[Start of section]

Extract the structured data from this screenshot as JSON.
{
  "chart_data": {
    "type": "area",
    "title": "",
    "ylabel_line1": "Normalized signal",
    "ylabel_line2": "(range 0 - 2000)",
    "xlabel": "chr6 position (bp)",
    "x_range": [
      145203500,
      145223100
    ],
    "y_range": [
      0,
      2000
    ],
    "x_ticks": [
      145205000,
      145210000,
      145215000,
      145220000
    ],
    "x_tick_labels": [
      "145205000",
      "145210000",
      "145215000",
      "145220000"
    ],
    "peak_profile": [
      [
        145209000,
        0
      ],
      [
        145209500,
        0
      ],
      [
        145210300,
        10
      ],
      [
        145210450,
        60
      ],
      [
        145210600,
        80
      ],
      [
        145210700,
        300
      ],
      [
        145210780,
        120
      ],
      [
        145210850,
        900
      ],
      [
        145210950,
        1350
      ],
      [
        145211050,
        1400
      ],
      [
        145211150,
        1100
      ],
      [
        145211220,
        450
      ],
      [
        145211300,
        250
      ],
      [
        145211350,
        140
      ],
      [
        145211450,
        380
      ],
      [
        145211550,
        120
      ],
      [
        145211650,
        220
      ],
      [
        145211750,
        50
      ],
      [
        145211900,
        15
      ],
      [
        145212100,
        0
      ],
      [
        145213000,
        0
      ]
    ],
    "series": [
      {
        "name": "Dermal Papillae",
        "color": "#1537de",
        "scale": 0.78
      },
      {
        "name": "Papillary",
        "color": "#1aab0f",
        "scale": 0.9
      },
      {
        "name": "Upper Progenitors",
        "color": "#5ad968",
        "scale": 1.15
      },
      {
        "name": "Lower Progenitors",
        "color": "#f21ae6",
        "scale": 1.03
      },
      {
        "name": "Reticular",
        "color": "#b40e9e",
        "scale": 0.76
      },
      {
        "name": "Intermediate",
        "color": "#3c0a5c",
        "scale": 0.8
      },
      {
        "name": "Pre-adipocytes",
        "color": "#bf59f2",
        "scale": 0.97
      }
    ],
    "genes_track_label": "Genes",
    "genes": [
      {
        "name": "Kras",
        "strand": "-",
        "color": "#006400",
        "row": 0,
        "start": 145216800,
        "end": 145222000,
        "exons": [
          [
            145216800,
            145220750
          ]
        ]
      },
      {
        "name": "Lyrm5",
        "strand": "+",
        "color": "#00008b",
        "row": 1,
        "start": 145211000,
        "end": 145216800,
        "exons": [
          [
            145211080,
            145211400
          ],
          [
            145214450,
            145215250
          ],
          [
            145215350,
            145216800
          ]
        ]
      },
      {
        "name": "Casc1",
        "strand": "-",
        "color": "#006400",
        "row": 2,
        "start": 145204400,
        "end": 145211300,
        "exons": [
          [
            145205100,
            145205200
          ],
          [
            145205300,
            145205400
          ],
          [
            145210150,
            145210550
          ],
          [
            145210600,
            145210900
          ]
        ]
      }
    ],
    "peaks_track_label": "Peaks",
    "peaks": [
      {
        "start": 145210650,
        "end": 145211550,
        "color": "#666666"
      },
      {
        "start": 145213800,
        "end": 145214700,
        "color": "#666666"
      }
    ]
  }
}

[End of section]

ASSIGNED TASK: Extract the listing in its entirety and repeat it exactly.

EXERCISE RESULT:
Extract the structured data from this screenshot as JSON.
{
  "chart_data": {
    "type": "area",
    "title": "",
    "ylabel_line1": "Normalized signal",
    "ylabel_line2": "(range 0 - 2000)",
    "xlabel": "chr6 position (bp)",
    "x_range": [
      145203500,
      145223100
    ],
    "y_range": [
      0,
      2000
    ],
    "x_ticks": [
      145205000,
      145210000,
      145215000,
      145220000
    ],
    "x_tick_labels": [
      "145205000",
      "145210000",
      "145215000",
      "145220000"
    ],
    "peak_profile": [
      [
        145209000,
        0
      ],
      [
        145209500,
        0
      ],
      [
        145210300,
        10
      ],
      [
        145210450,
        60
      ],
      [
        145210600,
        80
      ],
      [
        145210700,
        300
      ],
      [
        145210780,
        120
      ],
      [
        145210850,
        900
      ],
      [
        145210950,
        1350
      ],
      [
        145211050,
        1400
      ],
      [
        145211150,
        1100
      ],
      [
        145211220,
        450
      ],
      [
        145211300,
        250
      ],
      [
        145211350,
        140
      ],
      [
        145211450,
        380
      ],
      [
        145211550,
        120
      ],
      [
        145211650,
        220
      ],
      [
        145211750,
        50
      ],
      [
        145211900,
        15
      ],
      [
        145212100,
        0
      ],
      [
        145213000,
        0
      ]
    ],
    "series": [
      {
        "name": "Dermal Papillae",
        "color": "#1537de",
        "scale": 0.78
      },
      {
        "name": "Papillary",
        "color": "#1aab0f",
        "scale": 0.9
      },
      {
        "name": "Upper Progenitors",
        "color": "#5ad968",
        "scale": 1.15
      },
      {
        "name": "Lower Progenitors",
        "color": "#f21ae6",
        "scale": 1.03
      },
      {
        "name": "Reticular",
        "color": "#b40e9e",
        "scale": 0.76
      },
      {
        "name": "Intermediate",
        "color": "#3c0a5c",
        "scale": 0.8
      },
      {
        "name": "Pre-adipocytes",
        "color": "#bf59f2",
        "scale": 0.97
      }
    ],
    "genes_track_label": "Genes",
    "genes": [
      {
        "name": "Kras",
        "strand": "-",
        "color": "#006400",
        "row": 0,
        "start": 145216800,
        "end": 145222000,
        "exons": [
          [
            145216800,
            145220750
          ]
        ]
      },
      {
        "name": "Lyrm5",
        "strand": "+",
        "color": "#00008b",
        "row": 1,
        "start": 145211000,
        "end": 145216800,
        "exons": [
          [
            145211080,
            145211400
          ],
          [
            145214450,
            145215250
          ],
          [
            145215350,
            145216800
          ]
        ]
      },
      {
        "name": "Casc1",
        "strand": "-",
        "color": "#006400",
        "row": 2,
        "start": 145204400,
        "end": 145211300,
        "exons": [
          [
            145205100,
            145205200
          ],
          [
            145205300,
            145205400
          ],
          [
            145210150,
            145210550
          ],
          [
            145210600,
            145210900
          ]
        ]
      }
    ],
    "peaks_track_label": "Peaks",
    "peaks": [
      {
        "start": 145210650,
        "end": 145211550,
        "color": "#666666"
      },
      {
        "start": 145213800,
        "end": 145214700,
        "color": "#666666"
      }
    ]
  }
}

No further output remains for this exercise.